▸ **Written exercise**
Exactly as written, transcribe the lines that run from the one containing "Read out every word on this page." to the end of the records below.

============================================================

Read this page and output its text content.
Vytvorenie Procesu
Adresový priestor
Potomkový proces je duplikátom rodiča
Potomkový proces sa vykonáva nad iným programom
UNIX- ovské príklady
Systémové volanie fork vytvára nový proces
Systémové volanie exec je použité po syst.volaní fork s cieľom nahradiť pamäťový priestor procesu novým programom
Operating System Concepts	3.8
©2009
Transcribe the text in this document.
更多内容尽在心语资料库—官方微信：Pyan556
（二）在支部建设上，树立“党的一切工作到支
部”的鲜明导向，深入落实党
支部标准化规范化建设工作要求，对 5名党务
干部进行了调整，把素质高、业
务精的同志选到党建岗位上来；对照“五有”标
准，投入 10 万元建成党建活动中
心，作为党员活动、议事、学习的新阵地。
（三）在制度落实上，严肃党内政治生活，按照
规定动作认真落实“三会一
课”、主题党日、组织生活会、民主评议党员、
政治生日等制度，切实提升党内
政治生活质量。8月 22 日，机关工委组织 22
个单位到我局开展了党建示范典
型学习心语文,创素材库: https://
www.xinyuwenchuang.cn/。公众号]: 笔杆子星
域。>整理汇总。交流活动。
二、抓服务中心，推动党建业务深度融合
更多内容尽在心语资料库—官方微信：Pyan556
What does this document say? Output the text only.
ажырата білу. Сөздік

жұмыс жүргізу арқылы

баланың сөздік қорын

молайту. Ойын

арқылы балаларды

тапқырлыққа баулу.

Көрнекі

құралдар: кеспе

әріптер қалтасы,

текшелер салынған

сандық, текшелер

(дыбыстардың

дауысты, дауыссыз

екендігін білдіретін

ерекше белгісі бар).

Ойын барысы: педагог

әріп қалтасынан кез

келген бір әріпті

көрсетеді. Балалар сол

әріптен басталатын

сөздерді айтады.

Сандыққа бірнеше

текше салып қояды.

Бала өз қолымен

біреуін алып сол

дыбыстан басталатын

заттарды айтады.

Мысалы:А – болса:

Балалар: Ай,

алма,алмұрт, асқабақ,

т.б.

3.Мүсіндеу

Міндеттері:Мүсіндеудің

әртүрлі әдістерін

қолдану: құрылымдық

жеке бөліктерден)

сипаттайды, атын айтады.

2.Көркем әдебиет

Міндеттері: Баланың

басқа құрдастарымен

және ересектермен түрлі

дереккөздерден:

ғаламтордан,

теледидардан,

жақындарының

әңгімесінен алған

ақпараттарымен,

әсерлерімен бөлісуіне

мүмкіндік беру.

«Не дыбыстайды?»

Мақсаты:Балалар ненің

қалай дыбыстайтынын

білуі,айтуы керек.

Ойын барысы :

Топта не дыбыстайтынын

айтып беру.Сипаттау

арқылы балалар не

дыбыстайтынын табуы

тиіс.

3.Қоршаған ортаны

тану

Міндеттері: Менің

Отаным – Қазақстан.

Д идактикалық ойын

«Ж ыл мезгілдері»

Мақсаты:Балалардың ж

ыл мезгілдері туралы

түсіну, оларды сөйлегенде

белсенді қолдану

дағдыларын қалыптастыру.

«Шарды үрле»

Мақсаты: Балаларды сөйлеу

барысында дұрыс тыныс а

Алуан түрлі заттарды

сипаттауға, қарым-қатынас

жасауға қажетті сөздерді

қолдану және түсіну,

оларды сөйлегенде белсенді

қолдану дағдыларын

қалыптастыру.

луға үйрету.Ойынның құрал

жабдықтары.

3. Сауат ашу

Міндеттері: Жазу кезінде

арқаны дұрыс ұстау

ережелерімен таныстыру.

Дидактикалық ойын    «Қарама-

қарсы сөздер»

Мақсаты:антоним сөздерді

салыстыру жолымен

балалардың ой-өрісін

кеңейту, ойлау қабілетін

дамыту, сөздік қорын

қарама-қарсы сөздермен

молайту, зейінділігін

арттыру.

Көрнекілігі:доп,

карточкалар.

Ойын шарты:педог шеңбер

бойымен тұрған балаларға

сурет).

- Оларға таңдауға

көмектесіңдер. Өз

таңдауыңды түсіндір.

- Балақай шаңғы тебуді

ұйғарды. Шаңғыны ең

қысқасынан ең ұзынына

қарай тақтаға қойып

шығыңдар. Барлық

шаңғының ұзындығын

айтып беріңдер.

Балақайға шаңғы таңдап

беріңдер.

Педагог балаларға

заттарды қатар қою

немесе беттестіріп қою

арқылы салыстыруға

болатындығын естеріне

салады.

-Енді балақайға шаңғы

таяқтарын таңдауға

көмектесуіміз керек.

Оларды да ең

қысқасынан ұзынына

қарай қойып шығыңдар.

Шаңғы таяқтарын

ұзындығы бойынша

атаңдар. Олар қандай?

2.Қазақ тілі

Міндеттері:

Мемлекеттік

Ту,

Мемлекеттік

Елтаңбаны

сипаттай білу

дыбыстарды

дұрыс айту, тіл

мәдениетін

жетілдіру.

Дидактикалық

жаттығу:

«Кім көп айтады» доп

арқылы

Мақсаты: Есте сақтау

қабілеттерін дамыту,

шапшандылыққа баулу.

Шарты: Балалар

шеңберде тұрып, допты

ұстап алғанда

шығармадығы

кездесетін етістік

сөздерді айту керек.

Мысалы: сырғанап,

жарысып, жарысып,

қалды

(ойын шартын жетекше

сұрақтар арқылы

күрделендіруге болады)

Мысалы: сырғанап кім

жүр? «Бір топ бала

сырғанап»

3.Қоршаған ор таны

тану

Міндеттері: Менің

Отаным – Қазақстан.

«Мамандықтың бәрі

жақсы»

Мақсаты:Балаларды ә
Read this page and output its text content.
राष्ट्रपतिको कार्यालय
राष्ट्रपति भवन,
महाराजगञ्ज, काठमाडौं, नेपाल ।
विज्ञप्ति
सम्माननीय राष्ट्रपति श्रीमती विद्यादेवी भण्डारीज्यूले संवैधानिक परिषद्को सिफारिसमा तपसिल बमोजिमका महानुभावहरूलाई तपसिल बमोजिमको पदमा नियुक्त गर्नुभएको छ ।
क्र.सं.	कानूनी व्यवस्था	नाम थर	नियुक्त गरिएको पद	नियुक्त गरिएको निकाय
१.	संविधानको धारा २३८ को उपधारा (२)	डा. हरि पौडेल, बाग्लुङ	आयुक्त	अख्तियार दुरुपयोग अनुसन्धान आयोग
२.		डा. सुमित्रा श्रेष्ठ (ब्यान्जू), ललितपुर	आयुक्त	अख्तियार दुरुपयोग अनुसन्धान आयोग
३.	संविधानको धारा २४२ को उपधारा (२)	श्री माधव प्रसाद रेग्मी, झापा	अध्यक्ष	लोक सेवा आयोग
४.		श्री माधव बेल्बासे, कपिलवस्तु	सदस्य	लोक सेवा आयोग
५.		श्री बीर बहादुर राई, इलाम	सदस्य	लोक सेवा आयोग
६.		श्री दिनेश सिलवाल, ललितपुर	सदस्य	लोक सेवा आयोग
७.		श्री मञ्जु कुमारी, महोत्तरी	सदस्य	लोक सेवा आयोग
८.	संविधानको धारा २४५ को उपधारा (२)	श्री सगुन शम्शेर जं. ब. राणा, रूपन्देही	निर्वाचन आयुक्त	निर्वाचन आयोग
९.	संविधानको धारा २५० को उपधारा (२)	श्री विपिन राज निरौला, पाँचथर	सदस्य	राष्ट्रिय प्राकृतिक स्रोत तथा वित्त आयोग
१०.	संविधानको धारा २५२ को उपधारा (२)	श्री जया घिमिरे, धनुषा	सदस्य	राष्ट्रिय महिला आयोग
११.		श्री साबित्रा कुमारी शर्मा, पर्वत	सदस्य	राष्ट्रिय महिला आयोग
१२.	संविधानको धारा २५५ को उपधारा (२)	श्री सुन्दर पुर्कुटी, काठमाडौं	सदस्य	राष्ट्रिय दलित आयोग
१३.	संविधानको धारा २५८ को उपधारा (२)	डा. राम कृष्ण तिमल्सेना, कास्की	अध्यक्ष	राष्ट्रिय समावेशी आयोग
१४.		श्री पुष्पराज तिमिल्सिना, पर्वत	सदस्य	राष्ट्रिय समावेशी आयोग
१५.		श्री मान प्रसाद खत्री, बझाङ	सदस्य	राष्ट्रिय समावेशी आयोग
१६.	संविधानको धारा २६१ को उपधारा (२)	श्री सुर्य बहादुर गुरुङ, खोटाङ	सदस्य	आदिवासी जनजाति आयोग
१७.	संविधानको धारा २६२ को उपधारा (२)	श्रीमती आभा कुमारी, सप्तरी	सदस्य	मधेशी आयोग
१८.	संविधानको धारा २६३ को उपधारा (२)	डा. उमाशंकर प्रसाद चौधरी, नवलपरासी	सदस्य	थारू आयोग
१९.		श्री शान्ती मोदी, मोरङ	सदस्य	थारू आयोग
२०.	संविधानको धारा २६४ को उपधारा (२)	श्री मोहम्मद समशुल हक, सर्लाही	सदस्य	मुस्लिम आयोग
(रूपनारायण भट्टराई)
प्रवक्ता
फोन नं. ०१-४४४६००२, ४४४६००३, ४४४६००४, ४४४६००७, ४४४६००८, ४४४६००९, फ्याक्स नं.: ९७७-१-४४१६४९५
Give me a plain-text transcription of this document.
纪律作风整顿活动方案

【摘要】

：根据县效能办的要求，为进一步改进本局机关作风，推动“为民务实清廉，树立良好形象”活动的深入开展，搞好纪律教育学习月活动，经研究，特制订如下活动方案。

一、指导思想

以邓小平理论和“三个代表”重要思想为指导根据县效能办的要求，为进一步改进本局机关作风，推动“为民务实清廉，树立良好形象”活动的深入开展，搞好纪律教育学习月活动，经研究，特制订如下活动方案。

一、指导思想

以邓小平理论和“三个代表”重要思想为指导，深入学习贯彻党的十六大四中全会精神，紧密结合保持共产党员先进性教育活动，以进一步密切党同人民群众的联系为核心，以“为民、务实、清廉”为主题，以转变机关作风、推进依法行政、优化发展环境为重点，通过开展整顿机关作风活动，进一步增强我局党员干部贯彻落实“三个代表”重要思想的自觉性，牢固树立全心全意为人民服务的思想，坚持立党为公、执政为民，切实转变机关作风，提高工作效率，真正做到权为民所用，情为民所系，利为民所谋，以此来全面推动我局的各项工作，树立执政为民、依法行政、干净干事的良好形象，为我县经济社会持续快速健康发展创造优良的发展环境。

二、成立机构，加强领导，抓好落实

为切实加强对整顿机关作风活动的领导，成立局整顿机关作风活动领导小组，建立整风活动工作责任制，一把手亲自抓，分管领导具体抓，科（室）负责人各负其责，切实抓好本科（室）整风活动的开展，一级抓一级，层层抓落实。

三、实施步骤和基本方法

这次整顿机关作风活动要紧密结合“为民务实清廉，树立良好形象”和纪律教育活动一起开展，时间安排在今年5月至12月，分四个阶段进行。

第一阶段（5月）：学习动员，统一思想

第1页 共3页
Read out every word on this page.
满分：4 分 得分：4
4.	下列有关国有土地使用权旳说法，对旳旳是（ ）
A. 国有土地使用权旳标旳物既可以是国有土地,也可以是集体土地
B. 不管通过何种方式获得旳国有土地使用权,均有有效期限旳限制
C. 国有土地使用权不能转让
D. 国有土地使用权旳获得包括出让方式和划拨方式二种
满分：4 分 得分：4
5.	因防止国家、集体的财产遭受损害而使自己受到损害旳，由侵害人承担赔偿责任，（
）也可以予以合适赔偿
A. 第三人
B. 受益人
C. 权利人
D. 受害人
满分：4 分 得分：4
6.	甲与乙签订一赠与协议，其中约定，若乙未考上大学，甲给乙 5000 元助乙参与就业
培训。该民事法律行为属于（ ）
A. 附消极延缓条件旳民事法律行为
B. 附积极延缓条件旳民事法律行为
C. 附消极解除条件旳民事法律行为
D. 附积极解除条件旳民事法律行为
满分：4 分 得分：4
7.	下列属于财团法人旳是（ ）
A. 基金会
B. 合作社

============================================================

▸ **Response**
Read out every word on this page.
满分：4 分 得分：4
4.	下列有关国有土地使用权旳说法，对旳旳是（ ）
A. 国有土地使用权旳标旳物既可以是国有土地,也可以是集体土地
B. 不管通过何种方式获得旳国有土地使用权,均有有效期限旳限制
C. 国有土地使用权不能转让
D. 国有土地使用权旳获得包括出让方式和划拨方式二种
满分：4 分 得分：4
5.	因防止国家、集体的财产遭受损害而使自己受到损害旳，由侵害人承担赔偿责任，（
）也可以予以合适赔偿
A. 第三人
B. 受益人
C. 权利人
D. 受害人
满分：4 分 得分：4
6.	甲与乙签订一赠与协议，其中约定，若乙未考上大学，甲给乙 5000 元助乙参与就业
培训。该民事法律行为属于（ ）
A. 附消极延缓条件旳民事法律行为
B. 附积极延缓条件旳民事法律行为
C. 附消极解除条件旳民事法律行为
D. 附积极解除条件旳民事法律行为
满分：4 分 得分：4
7.	下列属于财团法人旳是（ ）
A. 基金会
B. 合作社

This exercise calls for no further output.